Supplied data:
################

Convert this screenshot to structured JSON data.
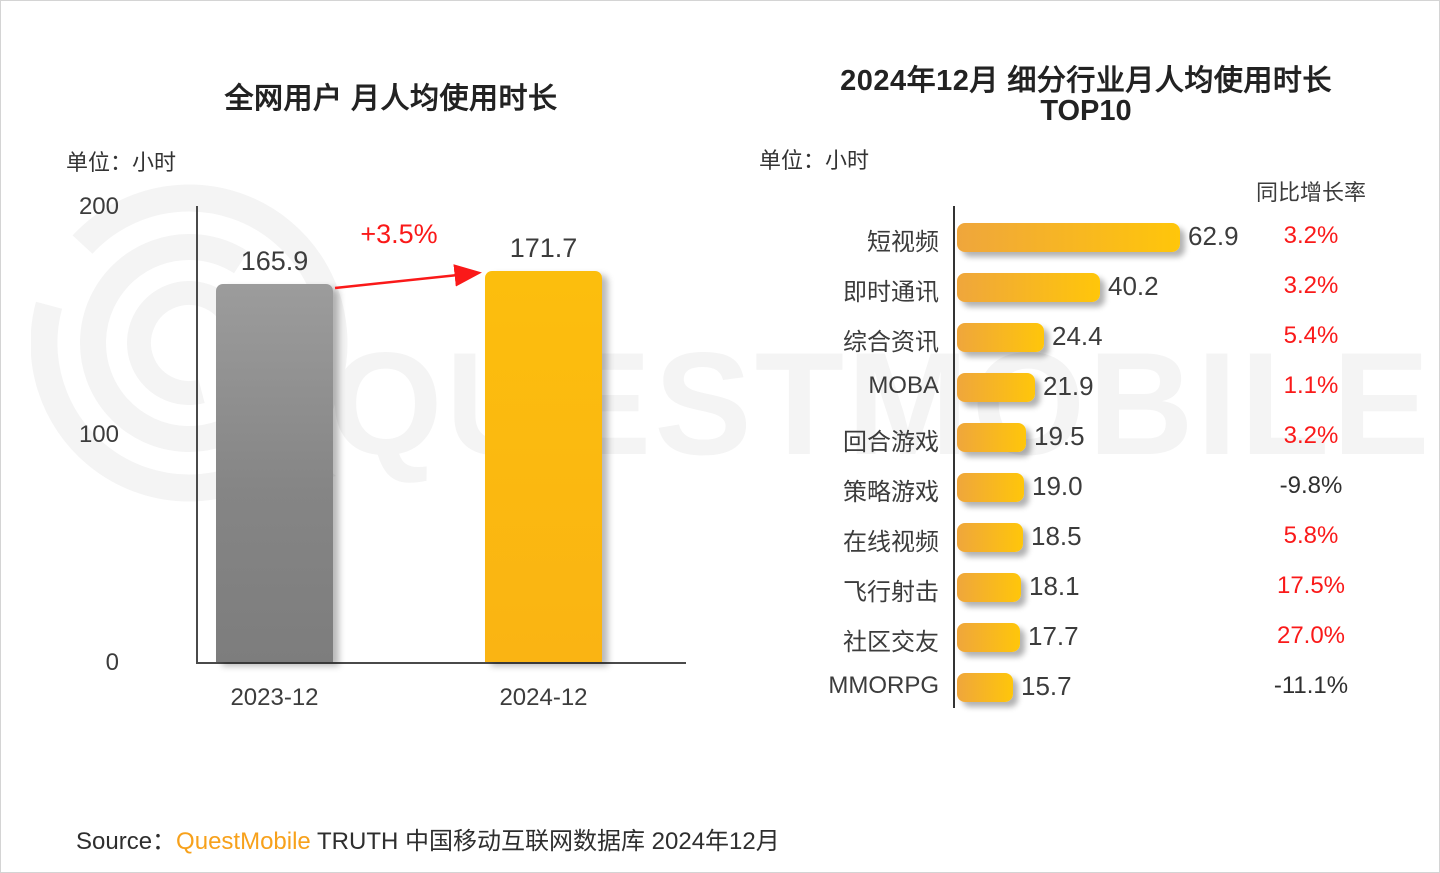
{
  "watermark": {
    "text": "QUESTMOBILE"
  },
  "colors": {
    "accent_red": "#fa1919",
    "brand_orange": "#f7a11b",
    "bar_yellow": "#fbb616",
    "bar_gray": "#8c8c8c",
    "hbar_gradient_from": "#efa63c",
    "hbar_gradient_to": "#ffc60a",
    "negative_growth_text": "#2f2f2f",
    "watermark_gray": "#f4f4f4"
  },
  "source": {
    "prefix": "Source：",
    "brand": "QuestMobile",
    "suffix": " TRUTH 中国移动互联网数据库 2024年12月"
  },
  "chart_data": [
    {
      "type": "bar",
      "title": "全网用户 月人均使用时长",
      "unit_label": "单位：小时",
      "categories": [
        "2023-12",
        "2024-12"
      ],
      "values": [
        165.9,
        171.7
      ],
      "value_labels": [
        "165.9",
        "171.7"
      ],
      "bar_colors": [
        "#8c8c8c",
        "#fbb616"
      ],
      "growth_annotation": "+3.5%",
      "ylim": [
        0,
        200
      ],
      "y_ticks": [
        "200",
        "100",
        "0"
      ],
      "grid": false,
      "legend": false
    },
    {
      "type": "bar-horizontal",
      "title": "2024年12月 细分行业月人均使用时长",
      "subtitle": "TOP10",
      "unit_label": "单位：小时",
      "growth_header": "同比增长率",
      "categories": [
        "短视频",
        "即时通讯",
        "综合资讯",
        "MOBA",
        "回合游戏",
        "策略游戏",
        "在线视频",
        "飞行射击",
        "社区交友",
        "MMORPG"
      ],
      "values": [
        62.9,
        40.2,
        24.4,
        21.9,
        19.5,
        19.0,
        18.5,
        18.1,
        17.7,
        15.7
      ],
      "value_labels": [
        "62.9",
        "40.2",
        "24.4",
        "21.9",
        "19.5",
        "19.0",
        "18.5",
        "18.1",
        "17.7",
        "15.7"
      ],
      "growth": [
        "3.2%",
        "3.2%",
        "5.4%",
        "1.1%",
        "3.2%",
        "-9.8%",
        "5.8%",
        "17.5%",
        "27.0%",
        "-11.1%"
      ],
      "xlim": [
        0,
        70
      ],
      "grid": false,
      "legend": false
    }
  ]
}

################

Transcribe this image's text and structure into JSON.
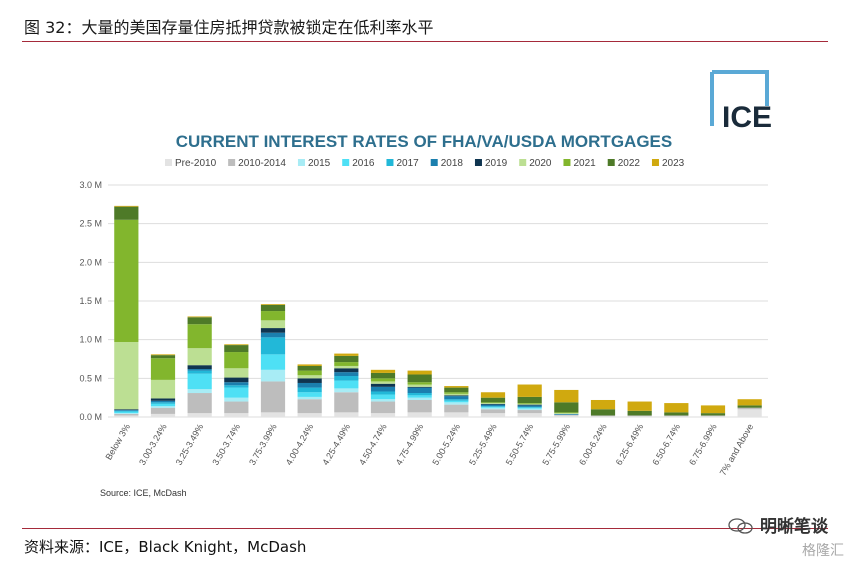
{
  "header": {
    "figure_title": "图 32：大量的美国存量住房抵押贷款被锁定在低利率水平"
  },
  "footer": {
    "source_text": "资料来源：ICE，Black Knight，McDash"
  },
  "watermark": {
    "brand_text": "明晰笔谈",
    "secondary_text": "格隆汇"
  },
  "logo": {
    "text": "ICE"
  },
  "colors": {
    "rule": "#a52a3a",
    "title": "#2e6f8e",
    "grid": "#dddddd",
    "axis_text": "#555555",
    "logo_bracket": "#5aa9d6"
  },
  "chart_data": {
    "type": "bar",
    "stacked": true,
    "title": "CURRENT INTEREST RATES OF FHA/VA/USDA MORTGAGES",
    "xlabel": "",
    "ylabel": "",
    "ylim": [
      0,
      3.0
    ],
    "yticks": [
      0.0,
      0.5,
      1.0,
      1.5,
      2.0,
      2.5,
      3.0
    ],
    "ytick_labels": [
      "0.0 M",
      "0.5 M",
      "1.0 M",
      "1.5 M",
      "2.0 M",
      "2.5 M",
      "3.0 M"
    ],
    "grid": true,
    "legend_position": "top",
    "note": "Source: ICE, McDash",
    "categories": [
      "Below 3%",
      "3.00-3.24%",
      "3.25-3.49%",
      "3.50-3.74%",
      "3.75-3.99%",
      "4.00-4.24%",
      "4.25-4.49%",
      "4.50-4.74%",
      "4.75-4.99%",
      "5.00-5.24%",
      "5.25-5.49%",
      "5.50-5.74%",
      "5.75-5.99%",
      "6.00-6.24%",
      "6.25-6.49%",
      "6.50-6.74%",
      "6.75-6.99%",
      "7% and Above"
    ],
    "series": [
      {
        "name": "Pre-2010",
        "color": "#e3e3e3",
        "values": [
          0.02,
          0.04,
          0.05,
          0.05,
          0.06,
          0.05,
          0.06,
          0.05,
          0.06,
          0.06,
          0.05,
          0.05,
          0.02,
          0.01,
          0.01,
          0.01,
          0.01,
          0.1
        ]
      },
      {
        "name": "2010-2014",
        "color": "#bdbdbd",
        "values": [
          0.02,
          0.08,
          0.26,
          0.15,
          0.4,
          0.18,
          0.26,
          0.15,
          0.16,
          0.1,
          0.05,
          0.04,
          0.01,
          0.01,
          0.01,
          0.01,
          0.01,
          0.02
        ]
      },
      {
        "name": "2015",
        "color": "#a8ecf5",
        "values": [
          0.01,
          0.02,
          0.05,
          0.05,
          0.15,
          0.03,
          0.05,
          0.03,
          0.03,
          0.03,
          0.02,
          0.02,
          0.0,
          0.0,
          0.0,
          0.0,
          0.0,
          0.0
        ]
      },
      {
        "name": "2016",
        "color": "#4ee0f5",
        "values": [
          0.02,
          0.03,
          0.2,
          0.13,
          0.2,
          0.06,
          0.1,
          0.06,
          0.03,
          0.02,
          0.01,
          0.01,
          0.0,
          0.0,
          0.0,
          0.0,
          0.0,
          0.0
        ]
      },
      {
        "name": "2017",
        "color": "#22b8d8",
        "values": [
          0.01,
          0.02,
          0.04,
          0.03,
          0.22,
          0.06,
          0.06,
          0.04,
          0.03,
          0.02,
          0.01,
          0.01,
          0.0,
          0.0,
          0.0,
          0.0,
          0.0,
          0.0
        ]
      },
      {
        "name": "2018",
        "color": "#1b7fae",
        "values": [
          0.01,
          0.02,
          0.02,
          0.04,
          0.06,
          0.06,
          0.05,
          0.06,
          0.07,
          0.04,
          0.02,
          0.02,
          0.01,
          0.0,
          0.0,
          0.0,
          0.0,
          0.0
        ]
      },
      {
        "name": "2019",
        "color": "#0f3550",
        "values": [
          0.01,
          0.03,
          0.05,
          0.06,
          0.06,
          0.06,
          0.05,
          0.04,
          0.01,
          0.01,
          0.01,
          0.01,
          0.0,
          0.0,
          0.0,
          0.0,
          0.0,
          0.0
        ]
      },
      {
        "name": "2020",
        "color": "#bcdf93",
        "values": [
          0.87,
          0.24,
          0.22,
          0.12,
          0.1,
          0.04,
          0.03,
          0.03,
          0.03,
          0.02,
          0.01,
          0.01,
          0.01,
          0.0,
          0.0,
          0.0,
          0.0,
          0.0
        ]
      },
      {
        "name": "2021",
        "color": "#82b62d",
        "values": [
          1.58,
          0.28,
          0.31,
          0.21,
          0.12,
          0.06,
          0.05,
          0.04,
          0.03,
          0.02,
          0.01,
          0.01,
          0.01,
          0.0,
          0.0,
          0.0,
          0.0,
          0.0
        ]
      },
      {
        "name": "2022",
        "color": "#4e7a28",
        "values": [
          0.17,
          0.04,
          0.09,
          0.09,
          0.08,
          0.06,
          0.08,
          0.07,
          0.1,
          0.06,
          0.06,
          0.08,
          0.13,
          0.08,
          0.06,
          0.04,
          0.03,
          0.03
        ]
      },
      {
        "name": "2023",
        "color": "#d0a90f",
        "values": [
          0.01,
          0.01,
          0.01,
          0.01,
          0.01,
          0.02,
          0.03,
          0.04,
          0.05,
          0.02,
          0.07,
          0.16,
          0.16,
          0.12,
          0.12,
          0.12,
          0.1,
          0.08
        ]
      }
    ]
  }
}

################

State how many lines above contain the string "type", with no other words.

Solution: 3